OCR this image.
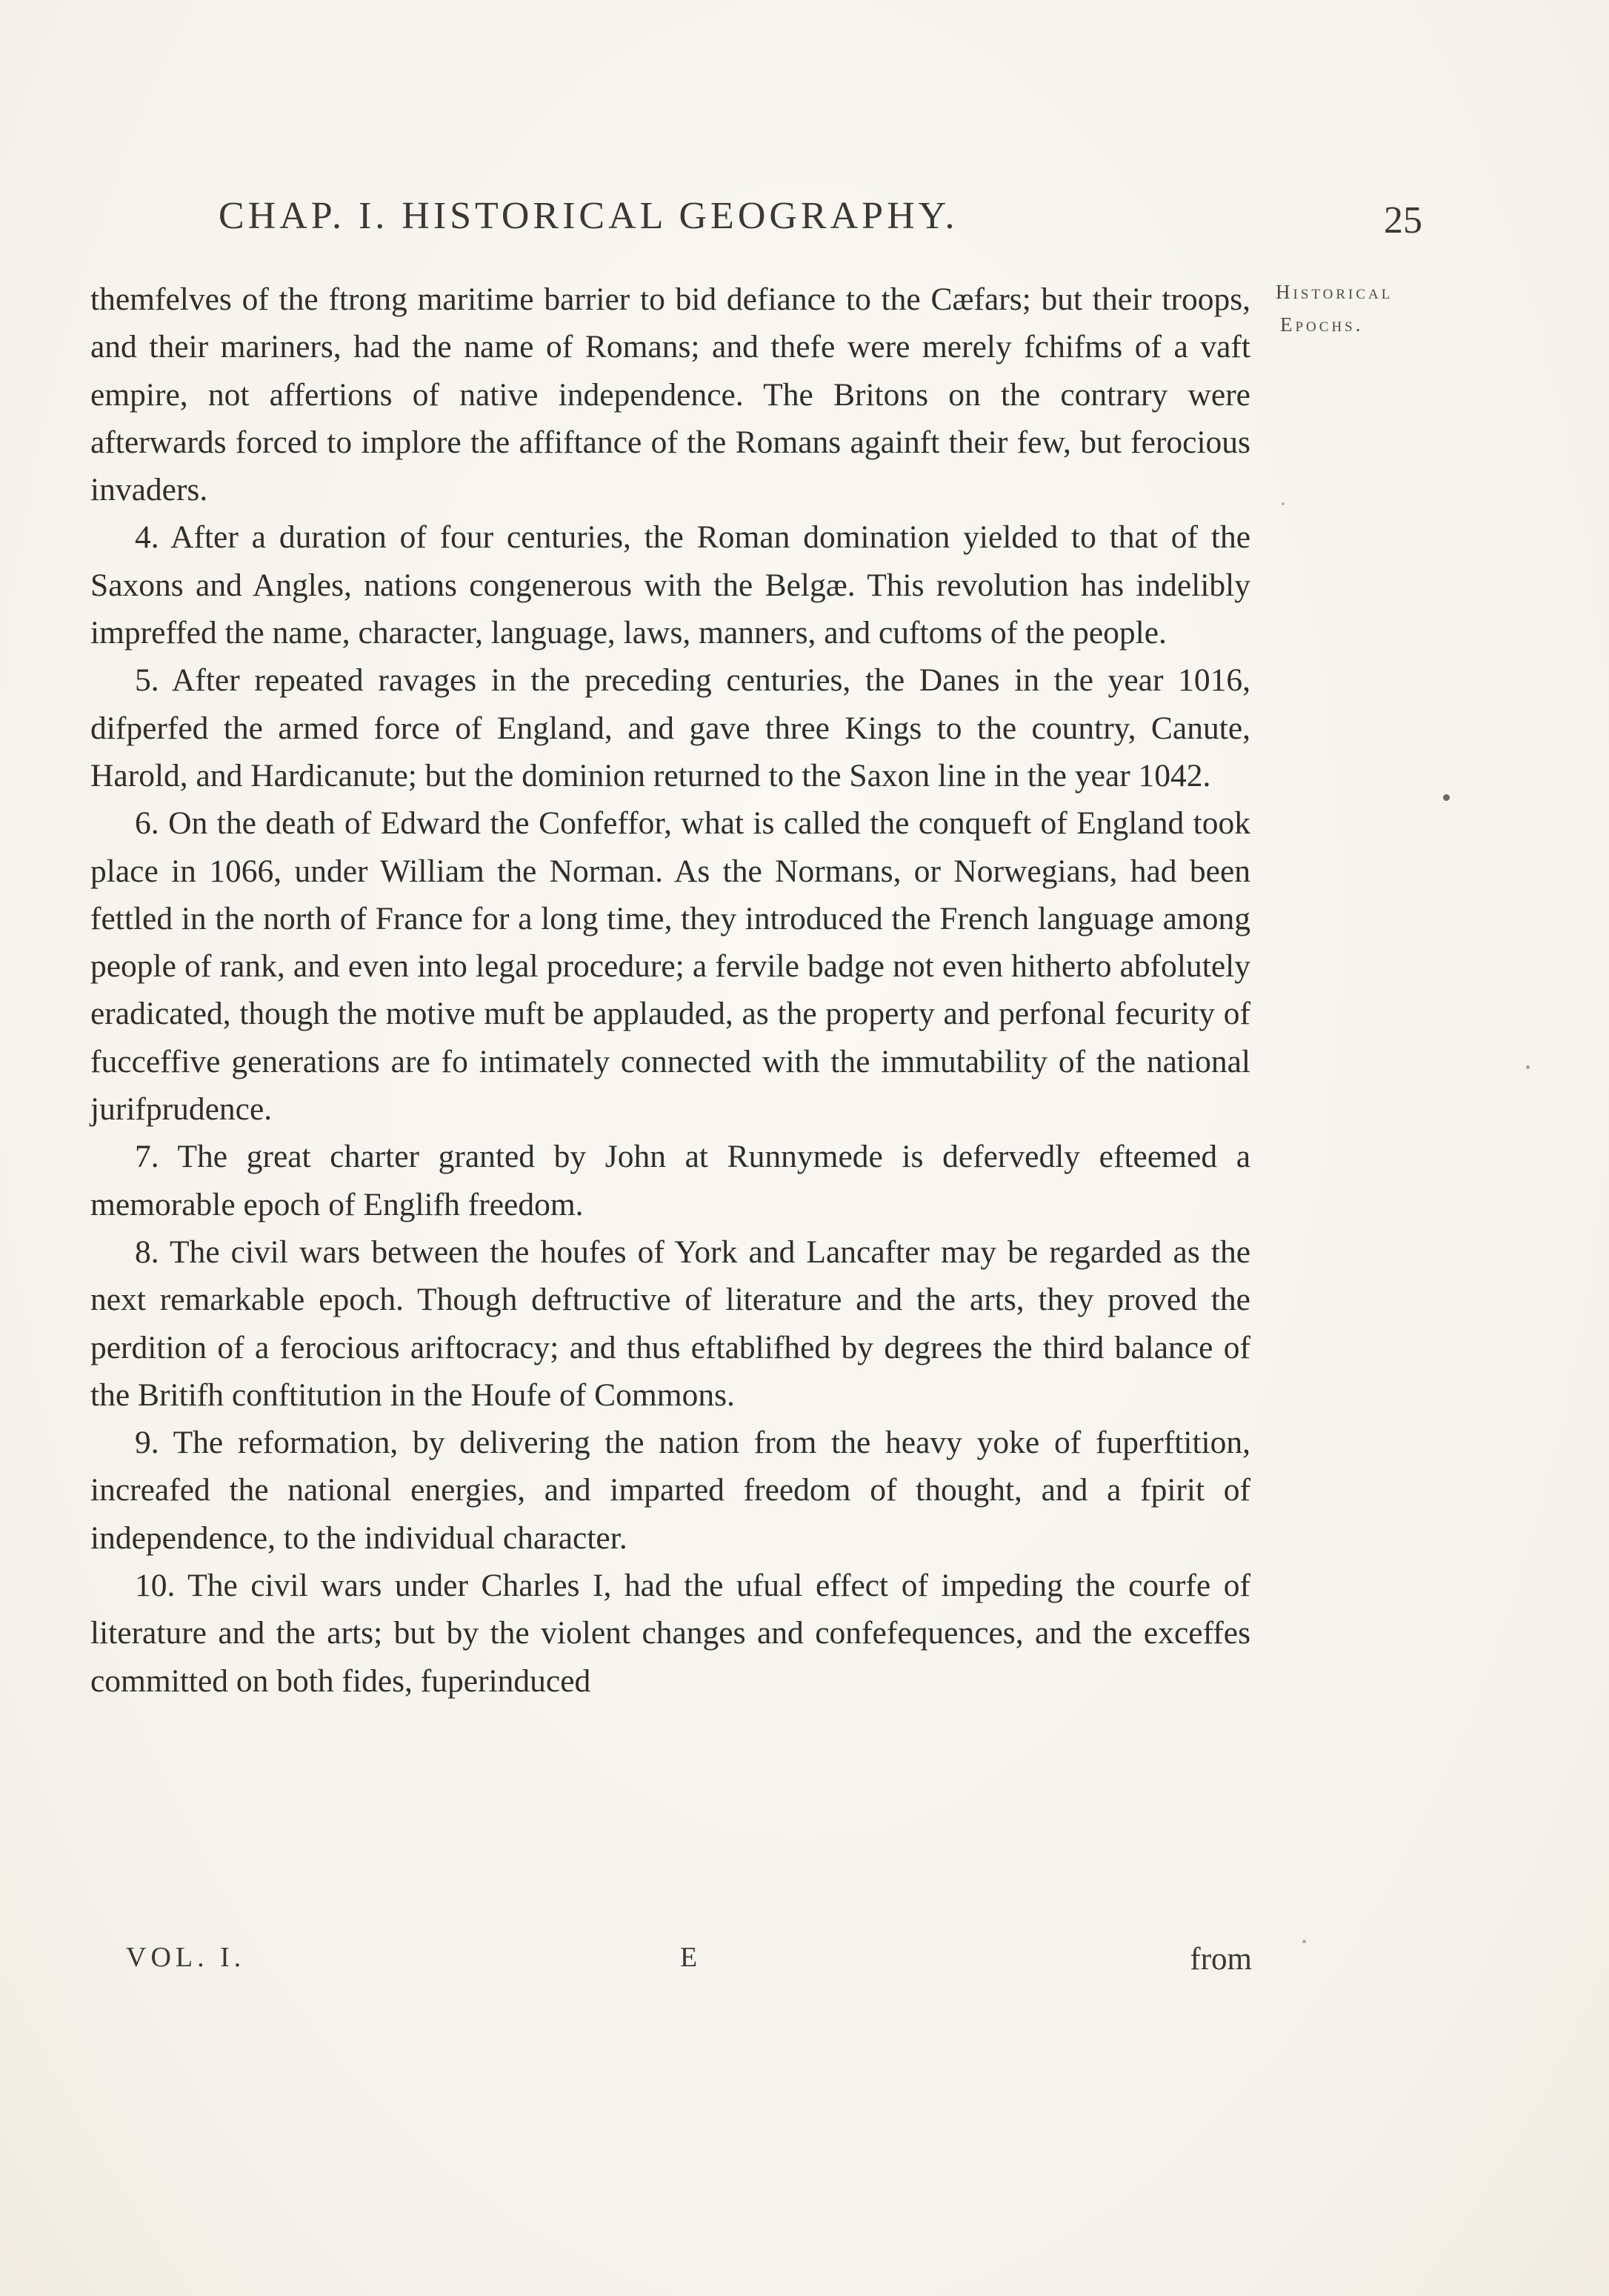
CHAP. I. HISTORICAL GEOGRAPHY.	25
Historical
Epochs.

themfelves of the ftrong maritime barrier to bid defiance to the Cæfars; but their troops, and their mariners, had the name of Romans; and thefe were merely fchifms of a vaft empire, not affertions of native independence. The Britons on the contrary were afterwards forced to implore the affiftance of the Romans againft their few, but ferocious invaders.

4. After a duration of four centuries, the Roman domination yielded to that of the Saxons and Angles, nations congenerous with the Belgæ. This revolution has indelibly impreffed the name, character, language, laws, manners, and cuftoms of the people.

5. After repeated ravages in the preceding centuries, the Danes in the year 1016, difperfed the armed force of England, and gave three Kings to the country, Canute, Harold, and Hardicanute; but the dominion returned to the Saxon line in the year 1042.

6. On the death of Edward the Confeffor, what is called the conqueft of England took place in 1066, under William the Norman. As the Normans, or Norwegians, had been fettled in the north of France for a long time, they introduced the French language among people of rank, and even into legal procedure; a fervile badge not even hitherto abfolutely eradicated, though the motive muft be applauded, as the property and perfonal fecurity of fucceffive generations are fo intimately connected with the immutability of the national jurifprudence.

7. The great charter granted by John at Runnymede is defervedly efteemed a memorable epoch of Englifh freedom.

8. The civil wars between the houfes of York and Lancafter may be regarded as the next remarkable epoch. Though deftructive of literature and the arts, they proved the perdition of a ferocious ariftocracy; and thus eftablifhed by degrees the third balance of the Britifh conftitution in the Houfe of Commons.

9. The reformation, by delivering the nation from the heavy yoke of fuperftition, increafed the national energies, and imparted freedom of thought, and a fpirit of independence, to the individual character.

10. The civil wars under Charles I, had the ufual effect of impeding the courfe of literature and the arts; but by the violent changes and confefequences, and the exceffes committed on both fides, fuperinduced

VOL. I.	E	from
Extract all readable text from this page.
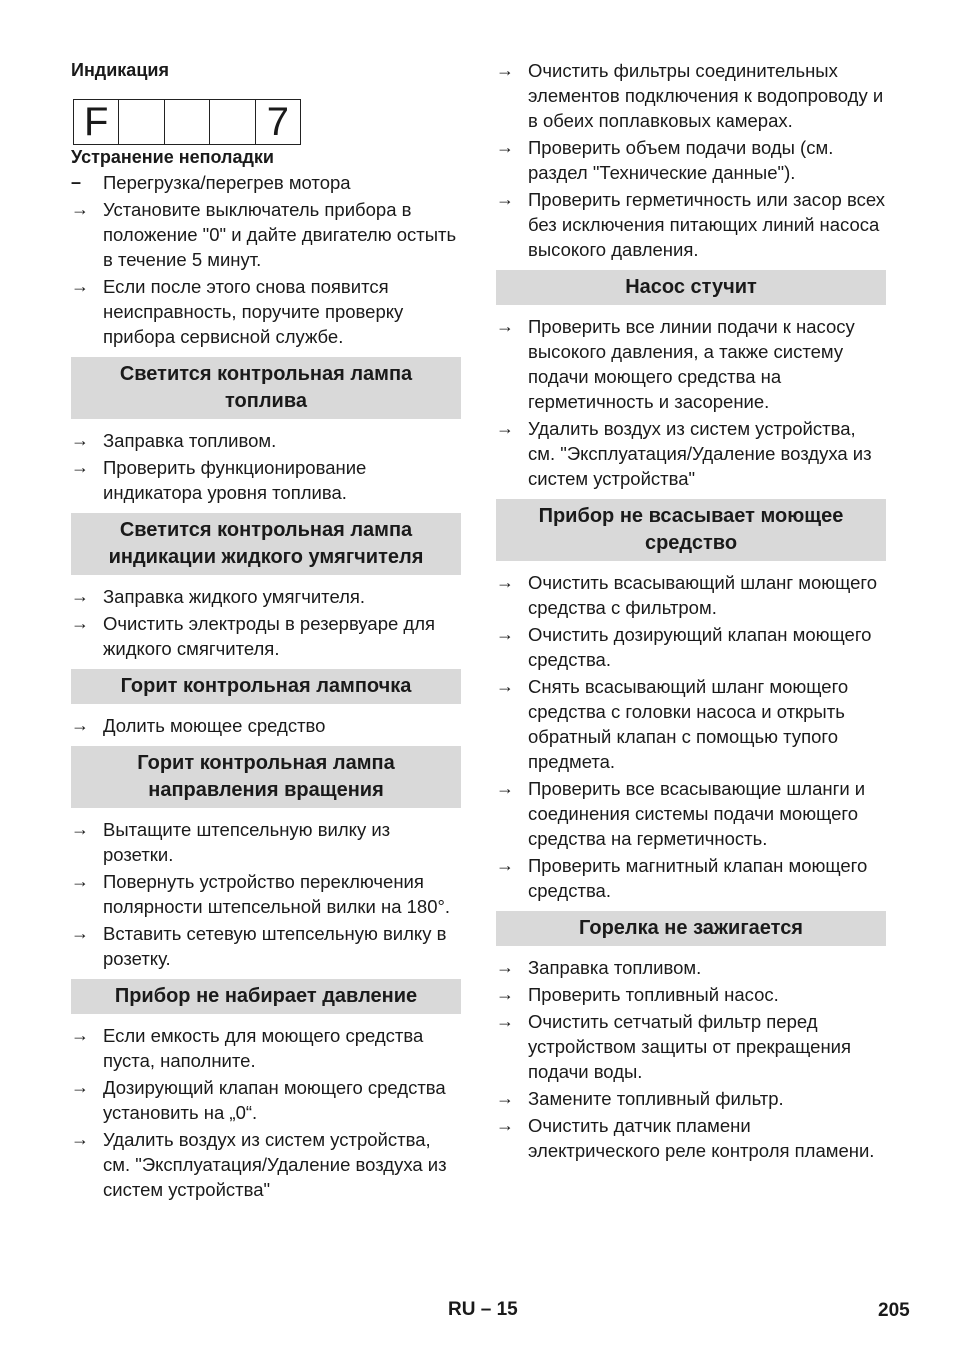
Индикация
F	7
Устранение неполадки
–	Перегрузка/перегрев мотора
→ Установите выключатель прибора в положение "0" и дайте двигателю остыть в течение 5 минут.
→ Если после этого снова появится неисправность, поручите проверку прибора сервисной службе.
Светится контрольная лампа топлива
→ Заправка топливом.
→ Проверить функционирование индикатора уровня топлива.
Светится контрольная лампа индикации жидкого умягчителя
→ Заправка жидкого умягчителя.
→ Очистить электроды в резервуаре для жидкого смягчителя.
Горит контрольная лампочка
→ Долить моющее средство
Горит контрольная лампа направления вращения
→ Вытащите штепсельную вилку из розетки.
→ Повернуть устройство переключения полярности штепсельной вилки на 180°.
→ Вставить сетевую штепсельную вилку в розетку.
Прибор не набирает давление
→ Если емкость для моющего средства пуста, наполните.
→ Дозирующий клапан моющего средства установить на „0“.
→ Удалить воздух из систем устройства, см. "Эксплуатация/Удаление воздуха из систем устройства"
→ Очистить фильтры соединительных элементов подключения к водопроводу и в обеих поплавковых камерах.
→ Проверить объем подачи воды (см. раздел "Технические данные").
→ Проверить герметичность или засор всех без исключения питающих линий насоса высокого давления.
Насос стучит
→ Проверить все линии подачи к насосу высокого давления, а также систему подачи моющего средства на герметичность и засорение.
→ Удалить воздух из систем устройства, см. "Эксплуатация/Удаление воздуха из систем устройства"
Прибор не всасывает моющее средство
→ Очистить всасывающий шланг моющего средства с фильтром.
→ Очистить дозирующий клапан моющего средства.
→ Снять всасывающий шланг моющего средства с головки насоса и открыть обратный клапан с помощью тупого предмета.
→ Проверить все всасывающие шланги и соединения системы подачи моющего средства на герметичность.
→ Проверить магнитный клапан моющего средства.
Горелка не зажигается
→ Заправка топливом.
→ Проверить топливный насос.
→ Очистить сетчатый фильтр перед устройством защиты от прекращения подачи воды.
→ Замените топливный фильтр.
→ Очистить датчик пламени электрического реле контроля пламени.
RU – 15	205
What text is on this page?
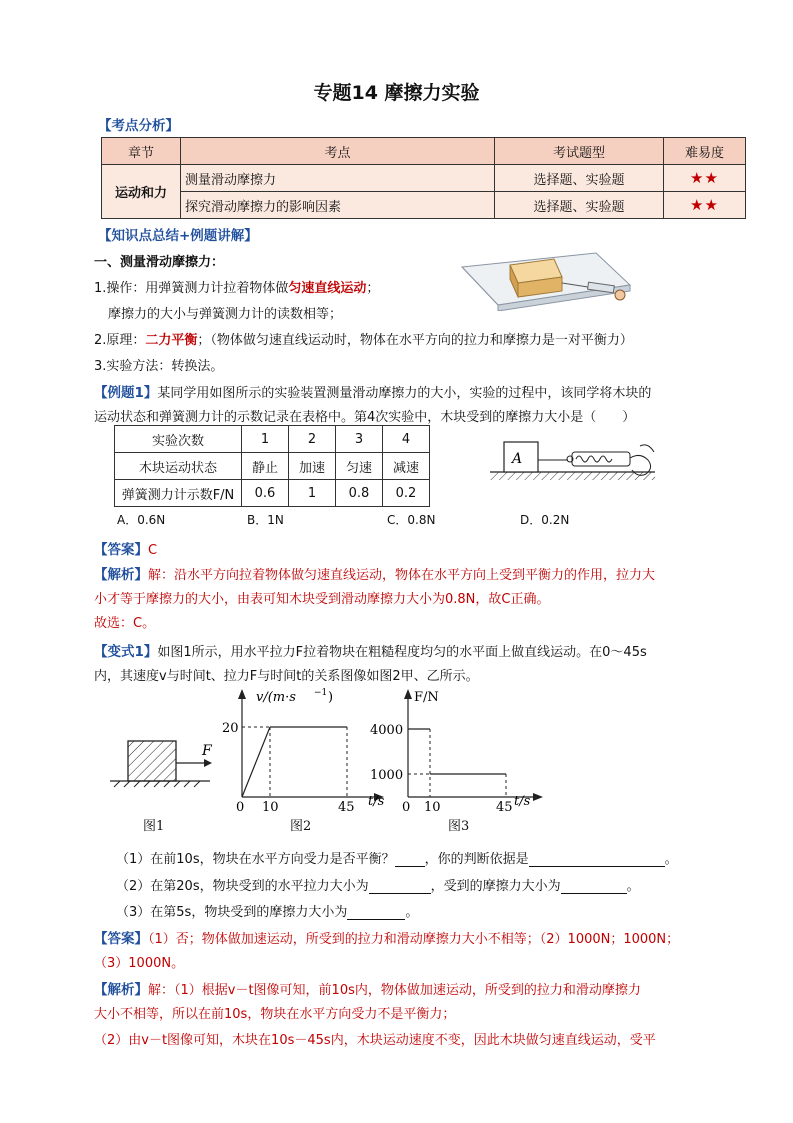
专题14 摩擦力实验
【考点分析】
章节	考点	考试题型	难易度
运动和力	测量滑动摩擦力	选择题、实验题	★★
	探究滑动摩擦力的影响因素	选择题、实验题	★★
【知识点总结+例题讲解】
一、测量滑动摩擦力：
1.操作：用弹簧测力计拉着物体做匀速直线运动；
摩擦力的大小与弹簧测力计的读数相等；
2.原理：二力平衡；（物体做匀速直线运动时，物体在水平方向的拉力和摩擦力是一对平衡力）
3.实验方法：转换法。
【例题1】某同学用如图所示的实验装置测量滑动摩擦力的大小，实验的过程中，该同学将木块的
运动状态和弹簧测力计的示数记录在表格中。第4次实验中，木块受到的摩擦力大小是（　　）
实验次数	1	2	3	4
木块运动状态	静止	加速	匀速	减速
弹簧测力计示数F/N	0.6	1	0.8	0.2
A
A．0.6N	B．1N	C．0.8N	D．0.2N
【答案】C
【解析】解：沿水平方向拉着物体做匀速直线运动，物体在水平方向上受到平衡力的作用，拉力大
小才等于摩擦力的大小，由表可知木块受到滑动摩擦力大小为0.8N，故C正确。
故选：C。
【变式1】如图1所示，用水平拉力F拉着物块在粗糙程度均匀的水平面上做直线运动。在0～45s
内，其速度v与时间t、拉力F与时间t的关系图像如图2甲、乙所示。
F
v/(m·s −1 )
20
0 10	45 t/s
F/N
4000
1000
0 10	45 t/s
图1	图2	图3
（1）在前10s，物块在水平方向受力是否平衡？ ，你的判断依据是	。
（2）在第20s，物块受到的水平拉力大小为	，受到的摩擦力大小为	。
（3）在第5s，物块受到的摩擦力大小为	。
【答案】（1）否；物体做加速运动，所受到的拉力和滑动摩擦力大小不相等；（2）1000N；1000N；
（3）1000N。
【解析】解：（1）根据v－t图像可知，前10s内，物体做加速运动，所受到的拉力和滑动摩擦力
大小不相等，所以在前10s，物块在水平方向受力不是平衡力；
（2）由v－t图像可知，木块在10s－45s内，木块运动速度不变，因此木块做匀速直线运动，受平
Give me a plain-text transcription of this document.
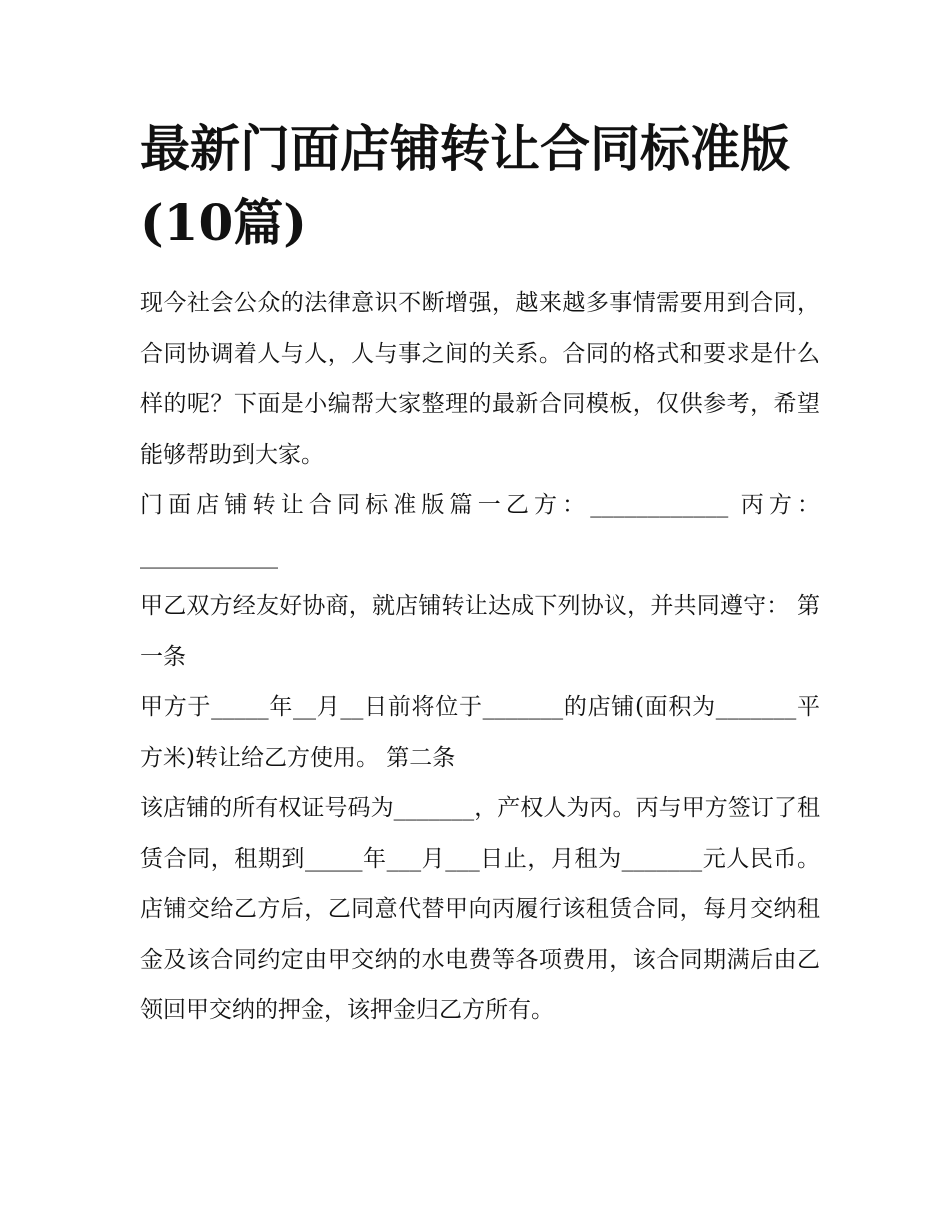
最新门面店铺转让合同标准版(10篇)

现今社会公众的法律意识不断增强，越来越多事情需要用到合同，合同协调着人与人，人与事之间的关系。合同的格式和要求是什么样的呢？下面是小编帮大家整理的最新合同模板，仅供参考，希望能够帮助到大家。

门面店铺转让合同标准版篇一乙方：____________ 丙方：____________

甲乙双方经友好协商，就店铺转让达成下列协议，并共同遵守： 第一条

甲方于_____年__月__日前将位于_______的店铺(面积为_______平方米)转让给乙方使用。 第二条

该店铺的所有权证号码为_______，产权人为丙。丙与甲方签订了租赁合同，租期到_____年___月___日止，月租为_______元人民币。店铺交给乙方后，乙同意代替甲向丙履行该租赁合同，每月交纳租金及该合同约定由甲交纳的水电费等各项费用，该合同期满后由乙领回甲交纳的押金，该押金归乙方所有。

- - -

Copy all lines of the material above where the string "клапан" occurs.

REPLY ▸
→ Дозирующий клапан моющего средства установить на „0“.
→ Очистить дозирующий клапан моющего средства.
→ Снять всасывающий шланг моющего средства с головки насоса и открыть обратный клапан с помощью тупого предмета.
→ Проверить магнитный клапан моющего средства.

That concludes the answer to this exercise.